**WRITTEN EXERCISE:** Give every entry again, unchanged, and leave its images out.

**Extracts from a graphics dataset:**
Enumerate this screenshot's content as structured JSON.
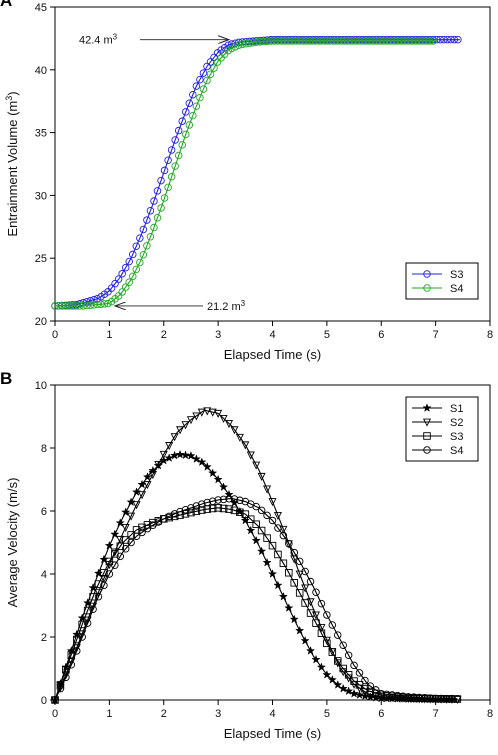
{
  "chart_data": [
    {
      "type": "line",
      "panel_label": "A",
      "title": "",
      "xlabel": "Elapsed Time (s)",
      "ylabel": "Entrainment Volume (m",
      "ylabel_sup": "3",
      "ylabel_end": ")",
      "xlim": [
        0,
        8
      ],
      "ylim": [
        20,
        45
      ],
      "xticks": [
        0,
        1,
        2,
        3,
        4,
        5,
        6,
        7,
        8
      ],
      "yticks": [
        20,
        25,
        30,
        35,
        40,
        45
      ],
      "grid": false,
      "legend_position": "bottom-right",
      "annotations": [
        {
          "text": "42.4 m",
          "sup": "3",
          "x": 3.2,
          "y": 42.4
        },
        {
          "text": "21.2 m",
          "sup": "3",
          "x": 1.1,
          "y": 21.2
        }
      ],
      "series": [
        {
          "name": "S3",
          "color": "#2222dd",
          "marker": "circle",
          "x": [
            0,
            0.4,
            0.8,
            1.0,
            1.2,
            1.4,
            1.6,
            1.8,
            2.0,
            2.2,
            2.4,
            2.6,
            2.8,
            3.0,
            3.2,
            3.4,
            3.7,
            4.0,
            5.0,
            6.0,
            7.0,
            7.45
          ],
          "values": [
            21.2,
            21.3,
            21.8,
            22.4,
            23.5,
            25.0,
            27.0,
            29.3,
            31.8,
            34.3,
            36.6,
            38.7,
            40.3,
            41.4,
            42.0,
            42.2,
            42.3,
            42.4,
            42.4,
            42.4,
            42.4,
            42.4
          ]
        },
        {
          "name": "S4",
          "color": "#22aa22",
          "marker": "circle",
          "x": [
            0,
            0.5,
            1.0,
            1.2,
            1.4,
            1.6,
            1.8,
            2.0,
            2.2,
            2.4,
            2.6,
            2.8,
            3.0,
            3.2,
            3.4,
            3.7,
            4.0,
            5.0,
            6.0,
            7.0
          ],
          "values": [
            21.2,
            21.2,
            21.4,
            22.1,
            23.3,
            25.0,
            27.2,
            29.6,
            32.2,
            34.8,
            37.1,
            39.2,
            40.7,
            41.6,
            42.0,
            42.2,
            42.3,
            42.3,
            42.3,
            42.3
          ]
        }
      ]
    },
    {
      "type": "line",
      "panel_label": "B",
      "title": "",
      "xlabel": "Elapsed Time (s)",
      "ylabel": "Average Velocity (m/s)",
      "xlim": [
        0,
        8
      ],
      "ylim": [
        0,
        10
      ],
      "xticks": [
        0,
        1,
        2,
        3,
        4,
        5,
        6,
        7,
        8
      ],
      "yticks": [
        0,
        2,
        4,
        6,
        8,
        10
      ],
      "grid": false,
      "legend_position": "top-right",
      "series": [
        {
          "name": "S1",
          "color": "#000000",
          "marker": "star",
          "x": [
            0,
            0.25,
            0.5,
            0.75,
            1.0,
            1.25,
            1.5,
            1.75,
            2.0,
            2.25,
            2.5,
            2.75,
            3.0,
            3.25,
            3.5,
            3.75,
            4.0,
            4.25,
            4.5,
            4.75,
            5.0,
            5.25,
            5.5,
            5.75,
            6.0,
            6.5,
            7.0,
            7.3
          ],
          "values": [
            0,
            1.3,
            2.6,
            3.8,
            4.9,
            5.8,
            6.6,
            7.2,
            7.6,
            7.8,
            7.75,
            7.5,
            7.0,
            6.4,
            5.7,
            4.9,
            4.0,
            3.1,
            2.2,
            1.4,
            0.8,
            0.4,
            0.2,
            0.1,
            0.05,
            0.03,
            0.02,
            0.02
          ]
        },
        {
          "name": "S2",
          "color": "#000000",
          "marker": "triangle-down",
          "x": [
            0,
            0.25,
            0.5,
            0.75,
            1.0,
            1.25,
            1.5,
            1.75,
            2.0,
            2.25,
            2.5,
            2.75,
            3.0,
            3.25,
            3.5,
            3.75,
            4.0,
            4.25,
            4.5,
            4.75,
            5.0,
            5.25,
            5.5,
            5.75,
            6.0,
            6.5,
            7.0,
            7.4
          ],
          "values": [
            0,
            1.0,
            2.1,
            3.2,
            4.3,
            5.3,
            6.2,
            7.0,
            7.8,
            8.5,
            8.9,
            9.2,
            9.1,
            8.7,
            8.1,
            7.3,
            6.3,
            5.2,
            4.0,
            2.9,
            1.9,
            1.0,
            0.5,
            0.2,
            0.1,
            0.05,
            0.03,
            0.02
          ]
        },
        {
          "name": "S3",
          "color": "#000000",
          "marker": "square",
          "x": [
            0,
            0.25,
            0.5,
            0.75,
            1.0,
            1.25,
            1.5,
            1.75,
            2.0,
            2.25,
            2.5,
            2.75,
            3.0,
            3.25,
            3.5,
            3.75,
            4.0,
            4.25,
            4.5,
            4.75,
            5.0,
            5.25,
            5.5,
            5.75,
            6.0,
            6.5,
            7.0,
            7.4
          ],
          "values": [
            0,
            1.2,
            2.4,
            3.5,
            4.4,
            5.0,
            5.4,
            5.6,
            5.75,
            5.85,
            5.95,
            6.05,
            6.1,
            6.05,
            5.9,
            5.5,
            4.9,
            4.2,
            3.4,
            2.6,
            1.8,
            1.1,
            0.6,
            0.3,
            0.15,
            0.07,
            0.04,
            0.03
          ]
        },
        {
          "name": "S4",
          "color": "#000000",
          "marker": "circle",
          "x": [
            0,
            0.25,
            0.5,
            0.75,
            1.0,
            1.25,
            1.5,
            1.75,
            2.0,
            2.25,
            2.5,
            2.75,
            3.0,
            3.25,
            3.5,
            3.75,
            4.0,
            4.25,
            4.5,
            4.75,
            5.0,
            5.25,
            5.5,
            5.75,
            6.0,
            6.5,
            7.0,
            7.4
          ],
          "values": [
            0,
            0.9,
            2.0,
            3.1,
            4.0,
            4.7,
            5.2,
            5.5,
            5.75,
            5.95,
            6.1,
            6.25,
            6.35,
            6.4,
            6.3,
            6.1,
            5.7,
            5.1,
            4.4,
            3.6,
            2.7,
            1.9,
            1.1,
            0.5,
            0.2,
            0.1,
            0.05,
            0.04
          ]
        }
      ]
    }
  ]
}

**FINAL RESULT:**
Enumerate this screenshot's content as structured JSON.
{
  "chart_data": [
    {
      "type": "line",
      "panel_label": "A",
      "title": "",
      "xlabel": "Elapsed Time (s)",
      "ylabel": "Entrainment Volume (m",
      "ylabel_sup": "3",
      "ylabel_end": ")",
      "xlim": [
        0,
        8
      ],
      "ylim": [
        20,
        45
      ],
      "xticks": [
        0,
        1,
        2,
        3,
        4,
        5,
        6,
        7,
        8
      ],
      "yticks": [
        20,
        25,
        30,
        35,
        40,
        45
      ],
      "grid": false,
      "legend_position": "bottom-right",
      "annotations": [
        {
          "text": "42.4 m",
          "sup": "3",
          "x": 3.2,
          "y": 42.4
        },
        {
          "text": "21.2 m",
          "sup": "3",
          "x": 1.1,
          "y": 21.2
        }
      ],
      "series": [
        {
          "name": "S3",
          "color": "#2222dd",
          "marker": "circle",
          "x": [
            0,
            0.4,
            0.8,
            1.0,
            1.2,
            1.4,
            1.6,
            1.8,
            2.0,
            2.2,
            2.4,
            2.6,
            2.8,
            3.0,
            3.2,
            3.4,
            3.7,
            4.0,
            5.0,
            6.0,
            7.0,
            7.45
          ],
          "values": [
            21.2,
            21.3,
            21.8,
            22.4,
            23.5,
            25.0,
            27.0,
            29.3,
            31.8,
            34.3,
            36.6,
            38.7,
            40.3,
            41.4,
            42.0,
            42.2,
            42.3,
            42.4,
            42.4,
            42.4,
            42.4,
            42.4
          ]
        },
        {
          "name": "S4",
          "color": "#22aa22",
          "marker": "circle",
          "x": [
            0,
            0.5,
            1.0,
            1.2,
            1.4,
            1.6,
            1.8,
            2.0,
            2.2,
            2.4,
            2.6,
            2.8,
            3.0,
            3.2,
            3.4,
            3.7,
            4.0,
            5.0,
            6.0,
            7.0
          ],
          "values": [
            21.2,
            21.2,
            21.4,
            22.1,
            23.3,
            25.0,
            27.2,
            29.6,
            32.2,
            34.8,
            37.1,
            39.2,
            40.7,
            41.6,
            42.0,
            42.2,
            42.3,
            42.3,
            42.3,
            42.3
          ]
        }
      ]
    },
    {
      "type": "line",
      "panel_label": "B",
      "title": "",
      "xlabel": "Elapsed Time (s)",
      "ylabel": "Average Velocity (m/s)",
      "xlim": [
        0,
        8
      ],
      "ylim": [
        0,
        10
      ],
      "xticks": [
        0,
        1,
        2,
        3,
        4,
        5,
        6,
        7,
        8
      ],
      "yticks": [
        0,
        2,
        4,
        6,
        8,
        10
      ],
      "grid": false,
      "legend_position": "top-right",
      "series": [
        {
          "name": "S1",
          "color": "#000000",
          "marker": "star",
          "x": [
            0,
            0.25,
            0.5,
            0.75,
            1.0,
            1.25,
            1.5,
            1.75,
            2.0,
            2.25,
            2.5,
            2.75,
            3.0,
            3.25,
            3.5,
            3.75,
            4.0,
            4.25,
            4.5,
            4.75,
            5.0,
            5.25,
            5.5,
            5.75,
            6.0,
            6.5,
            7.0,
            7.3
          ],
          "values": [
            0,
            1.3,
            2.6,
            3.8,
            4.9,
            5.8,
            6.6,
            7.2,
            7.6,
            7.8,
            7.75,
            7.5,
            7.0,
            6.4,
            5.7,
            4.9,
            4.0,
            3.1,
            2.2,
            1.4,
            0.8,
            0.4,
            0.2,
            0.1,
            0.05,
            0.03,
            0.02,
            0.02
          ]
        },
        {
          "name": "S2",
          "color": "#000000",
          "marker": "triangle-down",
          "x": [
            0,
            0.25,
            0.5,
            0.75,
            1.0,
            1.25,
            1.5,
            1.75,
            2.0,
            2.25,
            2.5,
            2.75,
            3.0,
            3.25,
            3.5,
            3.75,
            4.0,
            4.25,
            4.5,
            4.75,
            5.0,
            5.25,
            5.5,
            5.75,
            6.0,
            6.5,
            7.0,
            7.4
          ],
          "values": [
            0,
            1.0,
            2.1,
            3.2,
            4.3,
            5.3,
            6.2,
            7.0,
            7.8,
            8.5,
            8.9,
            9.2,
            9.1,
            8.7,
            8.1,
            7.3,
            6.3,
            5.2,
            4.0,
            2.9,
            1.9,
            1.0,
            0.5,
            0.2,
            0.1,
            0.05,
            0.03,
            0.02
          ]
        },
        {
          "name": "S3",
          "color": "#000000",
          "marker": "square",
          "x": [
            0,
            0.25,
            0.5,
            0.75,
            1.0,
            1.25,
            1.5,
            1.75,
            2.0,
            2.25,
            2.5,
            2.75,
            3.0,
            3.25,
            3.5,
            3.75,
            4.0,
            4.25,
            4.5,
            4.75,
            5.0,
            5.25,
            5.5,
            5.75,
            6.0,
            6.5,
            7.0,
            7.4
          ],
          "values": [
            0,
            1.2,
            2.4,
            3.5,
            4.4,
            5.0,
            5.4,
            5.6,
            5.75,
            5.85,
            5.95,
            6.05,
            6.1,
            6.05,
            5.9,
            5.5,
            4.9,
            4.2,
            3.4,
            2.6,
            1.8,
            1.1,
            0.6,
            0.3,
            0.15,
            0.07,
            0.04,
            0.03
          ]
        },
        {
          "name": "S4",
          "color": "#000000",
          "marker": "circle",
          "x": [
            0,
            0.25,
            0.5,
            0.75,
            1.0,
            1.25,
            1.5,
            1.75,
            2.0,
            2.25,
            2.5,
            2.75,
            3.0,
            3.25,
            3.5,
            3.75,
            4.0,
            4.25,
            4.5,
            4.75,
            5.0,
            5.25,
            5.5,
            5.75,
            6.0,
            6.5,
            7.0,
            7.4
          ],
          "values": [
            0,
            0.9,
            2.0,
            3.1,
            4.0,
            4.7,
            5.2,
            5.5,
            5.75,
            5.95,
            6.1,
            6.25,
            6.35,
            6.4,
            6.3,
            6.1,
            5.7,
            5.1,
            4.4,
            3.6,
            2.7,
            1.9,
            1.1,
            0.5,
            0.2,
            0.1,
            0.05,
            0.04
          ]
        }
      ]
    }
  ]
}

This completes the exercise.